=== ENTRIES PROVIDED ===
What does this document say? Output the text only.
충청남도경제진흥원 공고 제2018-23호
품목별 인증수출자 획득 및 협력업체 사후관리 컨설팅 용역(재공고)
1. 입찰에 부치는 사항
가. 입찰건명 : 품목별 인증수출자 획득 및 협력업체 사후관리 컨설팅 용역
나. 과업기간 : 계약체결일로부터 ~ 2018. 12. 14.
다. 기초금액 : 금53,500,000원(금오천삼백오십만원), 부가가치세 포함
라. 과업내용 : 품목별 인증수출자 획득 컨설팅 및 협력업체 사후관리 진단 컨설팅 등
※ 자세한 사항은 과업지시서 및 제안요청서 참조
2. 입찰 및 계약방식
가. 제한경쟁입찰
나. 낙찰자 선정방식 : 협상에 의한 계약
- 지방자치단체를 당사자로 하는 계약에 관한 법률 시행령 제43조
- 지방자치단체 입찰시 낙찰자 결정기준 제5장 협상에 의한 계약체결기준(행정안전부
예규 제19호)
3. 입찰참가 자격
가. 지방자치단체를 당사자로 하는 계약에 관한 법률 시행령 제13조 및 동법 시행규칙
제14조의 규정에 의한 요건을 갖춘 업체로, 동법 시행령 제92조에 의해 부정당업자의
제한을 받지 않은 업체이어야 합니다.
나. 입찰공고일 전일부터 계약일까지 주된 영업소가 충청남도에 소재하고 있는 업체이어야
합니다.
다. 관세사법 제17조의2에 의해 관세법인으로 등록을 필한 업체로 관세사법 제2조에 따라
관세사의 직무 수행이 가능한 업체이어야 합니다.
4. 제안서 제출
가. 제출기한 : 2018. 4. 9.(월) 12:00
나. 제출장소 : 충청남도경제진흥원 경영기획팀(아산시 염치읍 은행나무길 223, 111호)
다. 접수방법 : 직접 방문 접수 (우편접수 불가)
===
§ WHAT IS NEEDED
Extract every line above exactly as it stands.

§ CORRECT RESPONSE
What does this document say? Output the text only.
충청남도경제진흥원 공고 제2018-23호
품목별 인증수출자 획득 및 협력업체 사후관리 컨설팅 용역(재공고)
1. 입찰에 부치는 사항
가. 입찰건명 : 품목별 인증수출자 획득 및 협력업체 사후관리 컨설팅 용역
나. 과업기간 : 계약체결일로부터 ~ 2018. 12. 14.
다. 기초금액 : 금53,500,000원(금오천삼백오십만원), 부가가치세 포함
라. 과업내용 : 품목별 인증수출자 획득 컨설팅 및 협력업체 사후관리 진단 컨설팅 등
※ 자세한 사항은 과업지시서 및 제안요청서 참조
2. 입찰 및 계약방식
가. 제한경쟁입찰
나. 낙찰자 선정방식 : 협상에 의한 계약
- 지방자치단체를 당사자로 하는 계약에 관한 법률 시행령 제43조
- 지방자치단체 입찰시 낙찰자 결정기준 제5장 협상에 의한 계약체결기준(행정안전부
예규 제19호)
3. 입찰참가 자격
가. 지방자치단체를 당사자로 하는 계약에 관한 법률 시행령 제13조 및 동법 시행규칙
제14조의 규정에 의한 요건을 갖춘 업체로, 동법 시행령 제92조에 의해 부정당업자의
제한을 받지 않은 업체이어야 합니다.
나. 입찰공고일 전일부터 계약일까지 주된 영업소가 충청남도에 소재하고 있는 업체이어야
합니다.
다. 관세사법 제17조의2에 의해 관세법인으로 등록을 필한 업체로 관세사법 제2조에 따라
관세사의 직무 수행이 가능한 업체이어야 합니다.
4. 제안서 제출
가. 제출기한 : 2018. 4. 9.(월) 12:00
나. 제출장소 : 충청남도경제진흥원 경영기획팀(아산시 염치읍 은행나무길 223, 111호)
다. 접수방법 : 직접 방문 접수 (우편접수 불가)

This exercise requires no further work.